* [What needs to be done] Omit all pictures, then retype the data exactly as given.
#### Source records
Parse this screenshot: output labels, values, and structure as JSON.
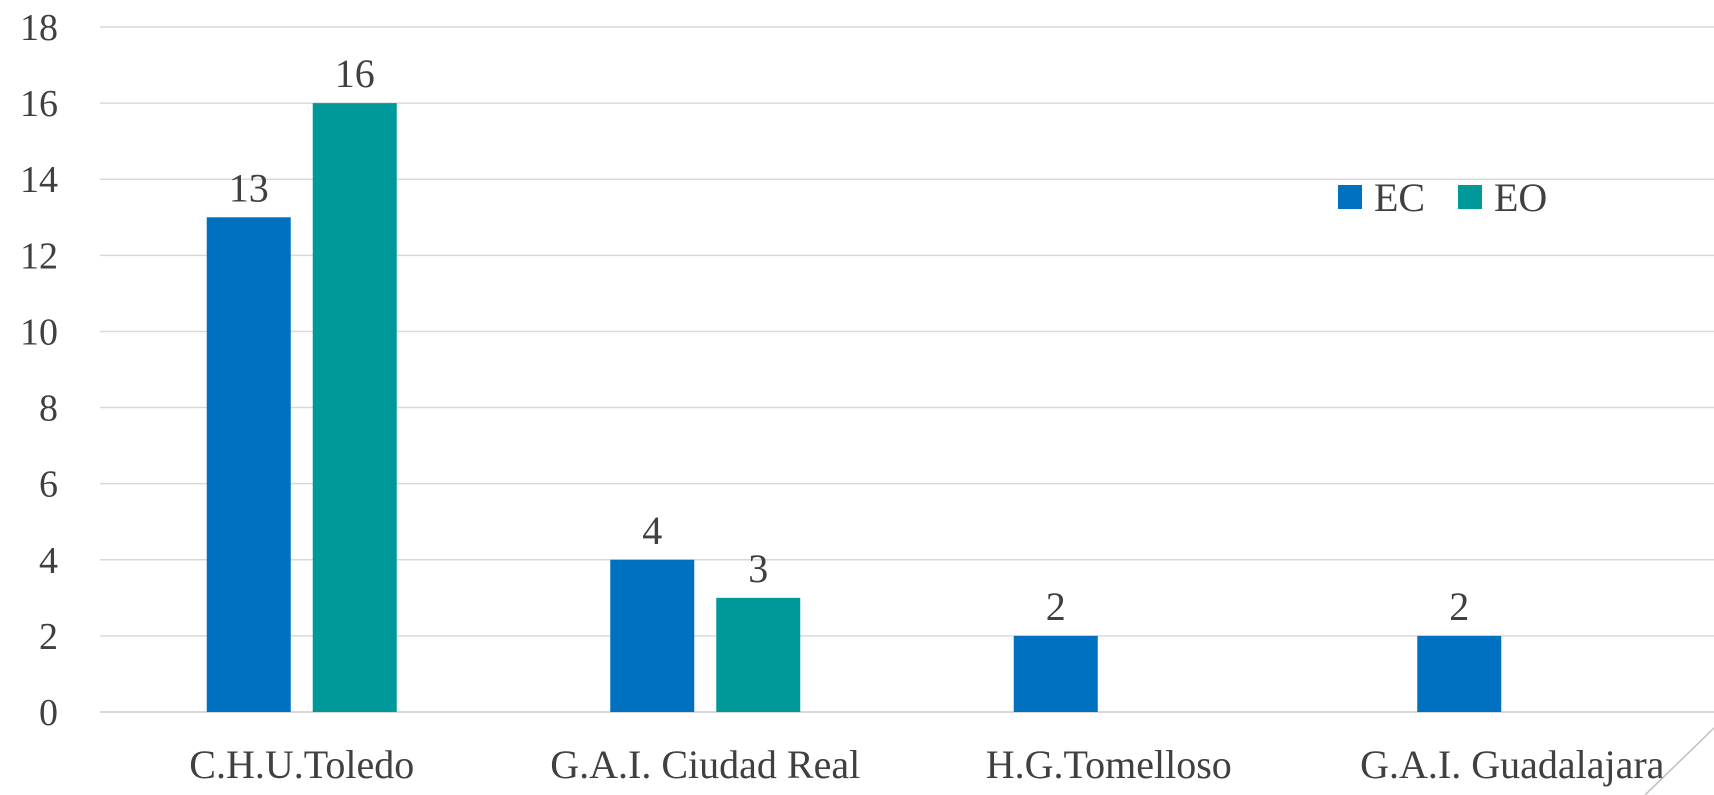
{
  "chart_data": {
    "type": "bar",
    "categories": [
      "C.H.U.Toledo",
      "G.A.I. Ciudad Real",
      "H.G.Tomelloso",
      "G.A.I. Guadalajara"
    ],
    "series": [
      {
        "name": "EC",
        "values": [
          13,
          4,
          2,
          2
        ],
        "color": "#0070c0"
      },
      {
        "name": "EO",
        "values": [
          16,
          3,
          null,
          null
        ],
        "color": "#009999"
      }
    ],
    "ylim": [
      0,
      18
    ],
    "yticks": [
      0,
      2,
      4,
      6,
      8,
      10,
      12,
      14,
      16,
      18
    ],
    "grid": true,
    "legend_position": "top-right",
    "data_labels": true
  }
}
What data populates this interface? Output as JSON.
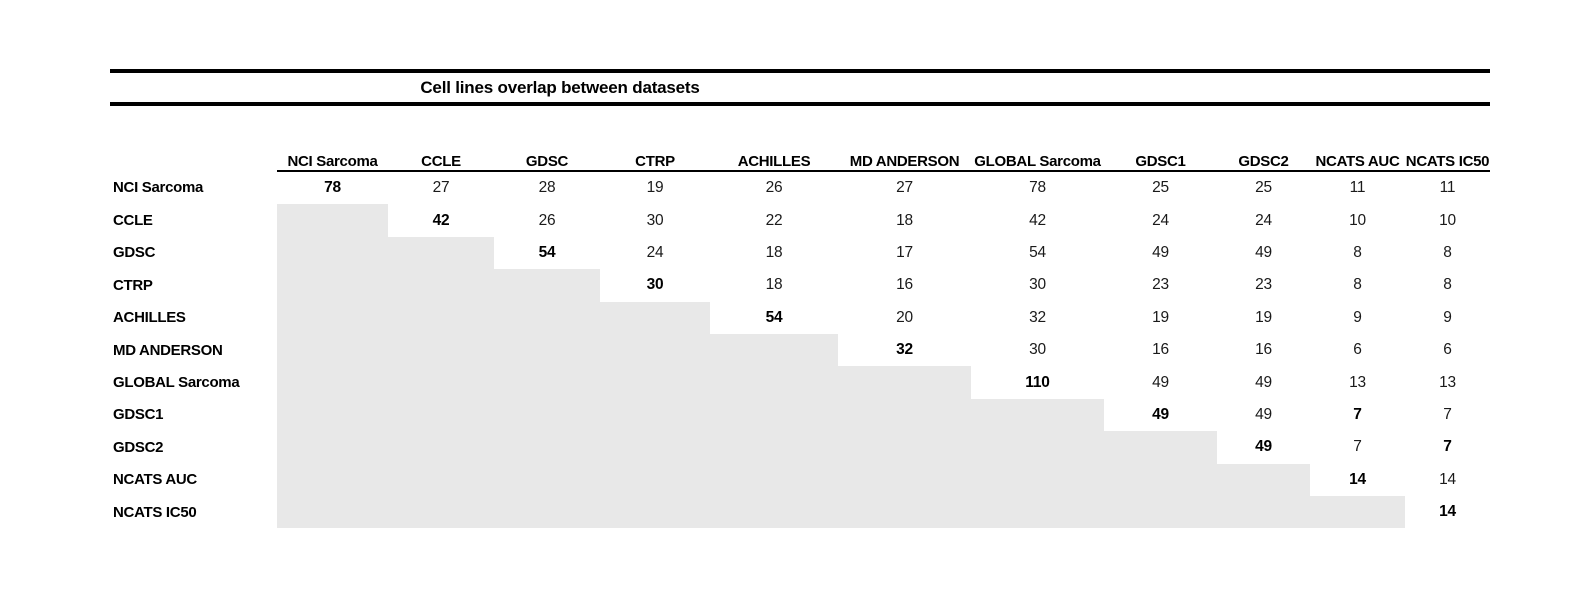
{
  "title": "Cell lines overlap between datasets",
  "colors": {
    "shade": "#e8e8e8",
    "rule": "#000000",
    "text": "#1a1a1a"
  },
  "chart_data": {
    "type": "table",
    "title": "Cell lines overlap between datasets",
    "row_labels": [
      "NCI Sarcoma",
      "CCLE",
      "GDSC",
      "CTRP",
      "ACHILLES",
      "MD ANDERSON",
      "GLOBAL Sarcoma",
      "GDSC1",
      "GDSC2",
      "NCATS AUC",
      "NCATS IC50"
    ],
    "col_labels": [
      "NCI Sarcoma",
      "CCLE",
      "GDSC",
      "CTRP",
      "ACHILLES",
      "MD ANDERSON",
      "GLOBAL Sarcoma",
      "GDSC1",
      "GDSC2",
      "NCATS AUC",
      "NCATS IC50"
    ],
    "matrix": [
      [
        78,
        27,
        28,
        19,
        26,
        27,
        78,
        25,
        25,
        11,
        11
      ],
      [
        null,
        42,
        26,
        30,
        22,
        18,
        42,
        24,
        24,
        10,
        10
      ],
      [
        null,
        null,
        54,
        24,
        18,
        17,
        54,
        49,
        49,
        8,
        8
      ],
      [
        null,
        null,
        null,
        30,
        18,
        16,
        30,
        23,
        23,
        8,
        8
      ],
      [
        null,
        null,
        null,
        null,
        54,
        20,
        32,
        19,
        19,
        9,
        9
      ],
      [
        null,
        null,
        null,
        null,
        null,
        32,
        30,
        16,
        16,
        6,
        6
      ],
      [
        null,
        null,
        null,
        null,
        null,
        null,
        110,
        49,
        49,
        13,
        13
      ],
      [
        null,
        null,
        null,
        null,
        null,
        null,
        null,
        49,
        49,
        7,
        7
      ],
      [
        null,
        null,
        null,
        null,
        null,
        null,
        null,
        null,
        49,
        7,
        7
      ],
      [
        null,
        null,
        null,
        null,
        null,
        null,
        null,
        null,
        null,
        14,
        14
      ],
      [
        null,
        null,
        null,
        null,
        null,
        null,
        null,
        null,
        null,
        null,
        14
      ]
    ],
    "diagonal_bold": true,
    "extra_bold_cells": [
      [
        7,
        9
      ],
      [
        8,
        10
      ]
    ],
    "lower_triangle_shaded": true,
    "shade_color": "#e8e8e8",
    "legend_position": "none",
    "grid": false
  }
}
########
* [Written response]
Parse this screenshot: output labels, values, and structure as JSON.
{
  "chart_data": {
    "type": "bar",
    "categories": [
      "C.H.U.Toledo",
      "G.A.I. Ciudad Real",
      "H.G.Tomelloso",
      "G.A.I. Guadalajara"
    ],
    "series": [
      {
        "name": "EC",
        "values": [
          13,
          4,
          2,
          2
        ],
        "color": "#0070c0"
      },
      {
        "name": "EO",
        "values": [
          16,
          3,
          null,
          null
        ],
        "color": "#009999"
      }
    ],
    "ylim": [
      0,
      18
    ],
    "yticks": [
      0,
      2,
      4,
      6,
      8,
      10,
      12,
      14,
      16,
      18
    ],
    "grid": true,
    "legend_position": "top-right",
    "data_labels": true
  }
}
What data populates this interface? Output as JSON.
{
  "title": "Cell lines overlap between datasets",
  "colors": {
    "shade": "#e8e8e8",
    "rule": "#000000",
    "text": "#1a1a1a"
  },
  "chart_data": {
    "type": "table",
    "title": "Cell lines overlap between datasets",
    "row_labels": [
      "NCI Sarcoma",
      "CCLE",
      "GDSC",
      "CTRP",
      "ACHILLES",
      "MD ANDERSON",
      "GLOBAL Sarcoma",
      "GDSC1",
      "GDSC2",
      "NCATS AUC",
      "NCATS IC50"
    ],
    "col_labels": [
      "NCI Sarcoma",
      "CCLE",
      "GDSC",
      "CTRP",
      "ACHILLES",
      "MD ANDERSON",
      "GLOBAL Sarcoma",
      "GDSC1",
      "GDSC2",
      "NCATS AUC",
      "NCATS IC50"
    ],
    "matrix": [
      [
        78,
        27,
        28,
        19,
        26,
        27,
        78,
        25,
        25,
        11,
        11
      ],
      [
        null,
        42,
        26,
        30,
        22,
        18,
        42,
        24,
        24,
        10,
        10
      ],
      [
        null,
        null,
        54,
        24,
        18,
        17,
        54,
        49,
        49,
        8,
        8
      ],
      [
        null,
        null,
        null,
        30,
        18,
        16,
        30,
        23,
        23,
        8,
        8
      ],
      [
        null,
        null,
        null,
        null,
        54,
        20,
        32,
        19,
        19,
        9,
        9
      ],
      [
        null,
        null,
        null,
        null,
        null,
        32,
        30,
        16,
        16,
        6,
        6
      ],
      [
        null,
        null,
        null,
        null,
        null,
        null,
        110,
        49,
        49,
        13,
        13
      ],
      [
        null,
        null,
        null,
        null,
        null,
        null,
        null,
        49,
        49,
        7,
        7
      ],
      [
        null,
        null,
        null,
        null,
        null,
        null,
        null,
        null,
        49,
        7,
        7
      ],
      [
        null,
        null,
        null,
        null,
        null,
        null,
        null,
        null,
        null,
        14,
        14
      ],
      [
        null,
        null,
        null,
        null,
        null,
        null,
        null,
        null,
        null,
        null,
        14
      ]
    ],
    "diagonal_bold": true,
    "extra_bold_cells": [
      [
        7,
        9
      ],
      [
        8,
        10
      ]
    ],
    "lower_triangle_shaded": true,
    "shade_color": "#e8e8e8",
    "legend_position": "none",
    "grid": false
  }
}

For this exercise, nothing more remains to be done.